Required task →
Filter the data for lines with the word "logsources", then copy every line so identified.

** Begin **

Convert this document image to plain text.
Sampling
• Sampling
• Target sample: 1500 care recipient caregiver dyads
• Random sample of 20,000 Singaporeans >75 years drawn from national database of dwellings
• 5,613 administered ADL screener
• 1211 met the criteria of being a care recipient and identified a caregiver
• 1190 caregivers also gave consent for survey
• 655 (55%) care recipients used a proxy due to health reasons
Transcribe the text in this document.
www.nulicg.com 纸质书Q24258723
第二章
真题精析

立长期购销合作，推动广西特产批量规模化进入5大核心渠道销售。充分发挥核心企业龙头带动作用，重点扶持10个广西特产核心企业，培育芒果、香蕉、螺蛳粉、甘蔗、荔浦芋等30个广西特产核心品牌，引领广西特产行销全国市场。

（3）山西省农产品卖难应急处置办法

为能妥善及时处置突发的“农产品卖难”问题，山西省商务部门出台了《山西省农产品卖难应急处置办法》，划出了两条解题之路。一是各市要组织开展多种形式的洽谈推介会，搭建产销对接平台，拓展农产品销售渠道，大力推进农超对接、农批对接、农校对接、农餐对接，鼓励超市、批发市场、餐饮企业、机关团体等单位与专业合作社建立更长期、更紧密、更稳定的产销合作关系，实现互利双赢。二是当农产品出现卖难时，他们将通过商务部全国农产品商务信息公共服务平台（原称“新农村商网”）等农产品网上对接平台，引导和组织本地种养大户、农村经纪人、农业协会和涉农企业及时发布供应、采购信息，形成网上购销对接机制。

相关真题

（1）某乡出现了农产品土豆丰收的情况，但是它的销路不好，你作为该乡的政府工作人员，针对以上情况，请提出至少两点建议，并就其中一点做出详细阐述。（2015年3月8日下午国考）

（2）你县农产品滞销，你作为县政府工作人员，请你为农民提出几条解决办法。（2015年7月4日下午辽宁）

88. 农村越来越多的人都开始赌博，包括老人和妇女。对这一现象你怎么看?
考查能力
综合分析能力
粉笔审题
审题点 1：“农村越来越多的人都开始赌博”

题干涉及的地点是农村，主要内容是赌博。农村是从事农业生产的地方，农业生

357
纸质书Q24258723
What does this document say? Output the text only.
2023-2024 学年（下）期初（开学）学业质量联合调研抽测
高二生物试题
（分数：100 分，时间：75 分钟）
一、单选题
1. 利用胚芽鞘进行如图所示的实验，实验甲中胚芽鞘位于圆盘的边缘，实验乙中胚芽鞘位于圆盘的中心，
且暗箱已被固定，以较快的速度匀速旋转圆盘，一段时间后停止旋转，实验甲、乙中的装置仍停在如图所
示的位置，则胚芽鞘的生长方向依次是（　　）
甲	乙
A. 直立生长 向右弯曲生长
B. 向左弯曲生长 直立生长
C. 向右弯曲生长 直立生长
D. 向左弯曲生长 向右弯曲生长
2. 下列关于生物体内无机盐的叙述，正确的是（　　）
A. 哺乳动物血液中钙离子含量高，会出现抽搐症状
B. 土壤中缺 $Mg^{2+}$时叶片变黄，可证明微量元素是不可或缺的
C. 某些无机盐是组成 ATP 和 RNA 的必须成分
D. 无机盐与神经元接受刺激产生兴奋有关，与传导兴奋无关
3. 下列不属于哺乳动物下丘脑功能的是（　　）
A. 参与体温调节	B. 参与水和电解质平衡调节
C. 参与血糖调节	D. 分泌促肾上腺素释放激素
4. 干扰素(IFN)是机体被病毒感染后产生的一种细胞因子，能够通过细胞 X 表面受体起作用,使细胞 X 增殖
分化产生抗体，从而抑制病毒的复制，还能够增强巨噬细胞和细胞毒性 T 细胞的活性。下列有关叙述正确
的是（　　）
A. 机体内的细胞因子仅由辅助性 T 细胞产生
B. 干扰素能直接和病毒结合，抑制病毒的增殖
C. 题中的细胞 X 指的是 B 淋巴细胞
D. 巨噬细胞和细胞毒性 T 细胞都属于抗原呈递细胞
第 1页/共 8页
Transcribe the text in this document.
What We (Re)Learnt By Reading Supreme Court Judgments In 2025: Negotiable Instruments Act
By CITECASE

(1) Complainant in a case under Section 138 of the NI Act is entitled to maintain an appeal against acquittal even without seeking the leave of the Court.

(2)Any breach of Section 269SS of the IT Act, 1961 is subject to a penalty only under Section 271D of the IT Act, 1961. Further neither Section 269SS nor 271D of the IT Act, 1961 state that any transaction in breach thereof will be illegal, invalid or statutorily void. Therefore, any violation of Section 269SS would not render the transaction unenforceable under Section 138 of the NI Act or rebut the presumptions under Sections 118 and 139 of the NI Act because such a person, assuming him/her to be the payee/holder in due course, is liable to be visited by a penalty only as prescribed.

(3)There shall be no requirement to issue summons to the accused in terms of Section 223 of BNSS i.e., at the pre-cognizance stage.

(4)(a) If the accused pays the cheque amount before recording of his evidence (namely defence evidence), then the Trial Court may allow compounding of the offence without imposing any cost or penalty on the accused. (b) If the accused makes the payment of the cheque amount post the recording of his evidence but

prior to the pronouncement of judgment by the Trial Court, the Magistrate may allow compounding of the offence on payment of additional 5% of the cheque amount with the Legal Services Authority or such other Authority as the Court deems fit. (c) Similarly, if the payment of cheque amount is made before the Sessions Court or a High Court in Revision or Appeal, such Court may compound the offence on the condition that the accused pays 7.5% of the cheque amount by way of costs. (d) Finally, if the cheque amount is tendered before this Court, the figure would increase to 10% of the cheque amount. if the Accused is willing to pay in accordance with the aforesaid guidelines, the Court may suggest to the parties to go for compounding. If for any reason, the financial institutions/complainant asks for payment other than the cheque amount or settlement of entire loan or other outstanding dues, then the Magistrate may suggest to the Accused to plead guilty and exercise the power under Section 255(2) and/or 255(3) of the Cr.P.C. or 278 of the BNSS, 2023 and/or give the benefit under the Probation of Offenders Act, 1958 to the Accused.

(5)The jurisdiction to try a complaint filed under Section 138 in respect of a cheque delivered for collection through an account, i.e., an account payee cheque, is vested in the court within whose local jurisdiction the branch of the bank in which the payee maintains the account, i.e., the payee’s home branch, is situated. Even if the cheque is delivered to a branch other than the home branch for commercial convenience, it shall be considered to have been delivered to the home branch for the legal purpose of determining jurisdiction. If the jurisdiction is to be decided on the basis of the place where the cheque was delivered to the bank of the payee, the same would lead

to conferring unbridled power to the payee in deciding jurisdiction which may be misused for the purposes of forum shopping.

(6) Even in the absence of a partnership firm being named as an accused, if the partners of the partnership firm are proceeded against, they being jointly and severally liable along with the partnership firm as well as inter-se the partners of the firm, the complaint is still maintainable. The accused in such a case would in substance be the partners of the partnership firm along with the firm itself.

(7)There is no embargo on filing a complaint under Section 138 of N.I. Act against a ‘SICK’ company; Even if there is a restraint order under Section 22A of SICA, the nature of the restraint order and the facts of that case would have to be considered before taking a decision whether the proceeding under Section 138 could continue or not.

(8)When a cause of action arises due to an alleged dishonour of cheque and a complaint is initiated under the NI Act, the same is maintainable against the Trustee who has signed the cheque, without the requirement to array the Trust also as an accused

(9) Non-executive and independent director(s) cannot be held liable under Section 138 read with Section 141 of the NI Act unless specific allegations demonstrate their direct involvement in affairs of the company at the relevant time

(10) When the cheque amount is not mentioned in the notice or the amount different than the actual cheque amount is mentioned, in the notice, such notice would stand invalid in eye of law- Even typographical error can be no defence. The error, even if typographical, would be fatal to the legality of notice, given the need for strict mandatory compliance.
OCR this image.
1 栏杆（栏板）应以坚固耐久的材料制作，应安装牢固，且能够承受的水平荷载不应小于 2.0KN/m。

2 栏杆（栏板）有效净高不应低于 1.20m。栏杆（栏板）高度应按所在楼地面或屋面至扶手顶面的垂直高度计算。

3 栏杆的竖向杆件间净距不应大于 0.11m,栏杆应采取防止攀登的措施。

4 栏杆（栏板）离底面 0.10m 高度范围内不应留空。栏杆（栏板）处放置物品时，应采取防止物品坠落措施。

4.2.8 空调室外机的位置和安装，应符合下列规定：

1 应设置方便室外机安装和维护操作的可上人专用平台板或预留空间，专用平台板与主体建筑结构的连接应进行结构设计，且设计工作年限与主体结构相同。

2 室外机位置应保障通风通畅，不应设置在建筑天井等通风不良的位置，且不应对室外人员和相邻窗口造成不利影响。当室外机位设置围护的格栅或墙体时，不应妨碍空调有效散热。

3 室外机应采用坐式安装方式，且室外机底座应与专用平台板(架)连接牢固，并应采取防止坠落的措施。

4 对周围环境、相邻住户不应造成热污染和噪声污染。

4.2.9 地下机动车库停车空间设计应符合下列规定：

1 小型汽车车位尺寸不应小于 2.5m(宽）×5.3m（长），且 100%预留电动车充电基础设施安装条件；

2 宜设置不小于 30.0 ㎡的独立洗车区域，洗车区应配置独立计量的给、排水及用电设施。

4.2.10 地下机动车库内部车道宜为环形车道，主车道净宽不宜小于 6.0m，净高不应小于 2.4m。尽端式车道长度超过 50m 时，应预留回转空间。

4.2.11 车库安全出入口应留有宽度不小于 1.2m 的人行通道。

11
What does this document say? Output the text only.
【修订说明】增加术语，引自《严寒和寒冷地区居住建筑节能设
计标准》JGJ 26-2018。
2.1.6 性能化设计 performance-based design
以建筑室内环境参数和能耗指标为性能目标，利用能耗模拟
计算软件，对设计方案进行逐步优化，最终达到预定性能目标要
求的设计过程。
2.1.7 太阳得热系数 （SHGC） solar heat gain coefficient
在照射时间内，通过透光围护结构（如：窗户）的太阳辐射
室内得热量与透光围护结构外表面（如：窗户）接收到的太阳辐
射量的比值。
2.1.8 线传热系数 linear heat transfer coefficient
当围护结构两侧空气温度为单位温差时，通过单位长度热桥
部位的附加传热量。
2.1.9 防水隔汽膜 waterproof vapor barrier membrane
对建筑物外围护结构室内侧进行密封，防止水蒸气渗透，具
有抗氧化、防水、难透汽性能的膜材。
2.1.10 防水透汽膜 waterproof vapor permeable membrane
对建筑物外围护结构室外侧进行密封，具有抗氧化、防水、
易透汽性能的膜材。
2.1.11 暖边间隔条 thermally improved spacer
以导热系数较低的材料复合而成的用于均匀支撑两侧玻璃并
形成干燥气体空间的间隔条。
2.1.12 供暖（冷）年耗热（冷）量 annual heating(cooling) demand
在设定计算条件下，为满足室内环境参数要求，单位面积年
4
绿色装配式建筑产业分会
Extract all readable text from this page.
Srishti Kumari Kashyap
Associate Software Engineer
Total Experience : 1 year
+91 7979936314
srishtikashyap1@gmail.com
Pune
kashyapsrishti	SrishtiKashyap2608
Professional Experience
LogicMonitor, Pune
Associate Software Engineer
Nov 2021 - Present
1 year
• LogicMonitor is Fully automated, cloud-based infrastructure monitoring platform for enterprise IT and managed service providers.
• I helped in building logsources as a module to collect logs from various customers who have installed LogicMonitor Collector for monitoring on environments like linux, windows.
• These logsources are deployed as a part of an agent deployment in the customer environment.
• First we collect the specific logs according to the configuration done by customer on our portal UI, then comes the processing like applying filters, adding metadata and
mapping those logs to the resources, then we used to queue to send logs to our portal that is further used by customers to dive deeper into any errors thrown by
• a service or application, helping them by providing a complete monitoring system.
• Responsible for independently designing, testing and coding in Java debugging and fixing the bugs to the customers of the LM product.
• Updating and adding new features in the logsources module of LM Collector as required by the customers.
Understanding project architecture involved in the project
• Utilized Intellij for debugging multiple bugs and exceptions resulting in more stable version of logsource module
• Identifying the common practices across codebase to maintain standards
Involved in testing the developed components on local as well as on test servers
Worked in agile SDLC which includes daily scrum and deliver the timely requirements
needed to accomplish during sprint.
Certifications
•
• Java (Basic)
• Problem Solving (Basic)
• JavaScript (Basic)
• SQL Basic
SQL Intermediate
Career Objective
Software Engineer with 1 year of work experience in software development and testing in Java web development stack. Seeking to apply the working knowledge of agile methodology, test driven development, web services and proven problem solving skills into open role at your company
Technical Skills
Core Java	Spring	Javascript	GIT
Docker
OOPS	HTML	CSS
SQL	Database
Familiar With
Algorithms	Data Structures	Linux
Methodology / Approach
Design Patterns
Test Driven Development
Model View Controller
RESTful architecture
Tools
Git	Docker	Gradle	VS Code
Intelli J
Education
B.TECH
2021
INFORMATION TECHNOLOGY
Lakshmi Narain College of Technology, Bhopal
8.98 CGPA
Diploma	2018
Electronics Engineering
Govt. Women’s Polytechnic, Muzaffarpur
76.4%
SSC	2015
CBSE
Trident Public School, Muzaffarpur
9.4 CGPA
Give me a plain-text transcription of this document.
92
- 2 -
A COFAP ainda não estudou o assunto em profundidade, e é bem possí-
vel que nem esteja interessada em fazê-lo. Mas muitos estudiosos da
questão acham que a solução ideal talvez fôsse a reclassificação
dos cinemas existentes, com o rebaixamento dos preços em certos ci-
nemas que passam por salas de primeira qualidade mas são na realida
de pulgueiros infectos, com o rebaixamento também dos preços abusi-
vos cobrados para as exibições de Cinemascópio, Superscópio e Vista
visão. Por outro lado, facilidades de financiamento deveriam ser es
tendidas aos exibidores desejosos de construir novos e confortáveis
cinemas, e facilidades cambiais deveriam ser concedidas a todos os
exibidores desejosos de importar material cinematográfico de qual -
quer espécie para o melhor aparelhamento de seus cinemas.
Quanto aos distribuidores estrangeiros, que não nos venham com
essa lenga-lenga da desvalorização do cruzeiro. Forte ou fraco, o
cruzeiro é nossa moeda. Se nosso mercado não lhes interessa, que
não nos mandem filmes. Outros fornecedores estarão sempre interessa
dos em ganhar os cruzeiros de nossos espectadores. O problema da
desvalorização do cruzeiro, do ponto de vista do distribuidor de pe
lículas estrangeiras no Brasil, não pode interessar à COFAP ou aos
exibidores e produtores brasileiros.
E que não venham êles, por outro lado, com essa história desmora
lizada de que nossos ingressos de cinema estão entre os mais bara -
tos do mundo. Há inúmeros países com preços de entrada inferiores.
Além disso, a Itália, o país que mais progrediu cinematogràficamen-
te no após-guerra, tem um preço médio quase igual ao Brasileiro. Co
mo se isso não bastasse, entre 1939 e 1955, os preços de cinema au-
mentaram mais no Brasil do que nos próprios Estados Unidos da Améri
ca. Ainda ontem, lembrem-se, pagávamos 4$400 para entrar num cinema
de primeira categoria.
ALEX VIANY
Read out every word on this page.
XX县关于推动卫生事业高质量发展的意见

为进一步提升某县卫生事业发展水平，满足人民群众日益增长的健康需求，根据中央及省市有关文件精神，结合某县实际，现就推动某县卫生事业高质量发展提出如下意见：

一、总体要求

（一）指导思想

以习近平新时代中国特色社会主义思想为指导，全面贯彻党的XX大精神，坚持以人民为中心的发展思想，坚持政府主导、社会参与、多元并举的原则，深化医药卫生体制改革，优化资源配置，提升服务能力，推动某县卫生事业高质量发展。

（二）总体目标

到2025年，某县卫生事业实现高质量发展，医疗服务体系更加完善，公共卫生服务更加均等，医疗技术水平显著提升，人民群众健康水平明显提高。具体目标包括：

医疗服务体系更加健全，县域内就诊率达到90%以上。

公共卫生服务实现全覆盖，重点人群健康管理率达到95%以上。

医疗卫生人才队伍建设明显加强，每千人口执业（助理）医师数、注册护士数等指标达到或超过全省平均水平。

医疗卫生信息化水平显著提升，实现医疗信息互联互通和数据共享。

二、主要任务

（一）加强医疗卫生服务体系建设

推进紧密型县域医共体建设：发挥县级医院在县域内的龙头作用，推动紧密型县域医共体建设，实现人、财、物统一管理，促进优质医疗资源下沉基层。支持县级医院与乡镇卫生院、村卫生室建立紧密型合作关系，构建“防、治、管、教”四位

** End **

Task result →
• I helped in building logsources as a module to collect logs from various customers who have installed LogicMonitor Collector for monitoring on environments like linux, windows.
• These logsources are deployed as a part of an agent deployment in the customer environment.
• Updating and adding new features in the logsources module of LM Collector as required by the customers.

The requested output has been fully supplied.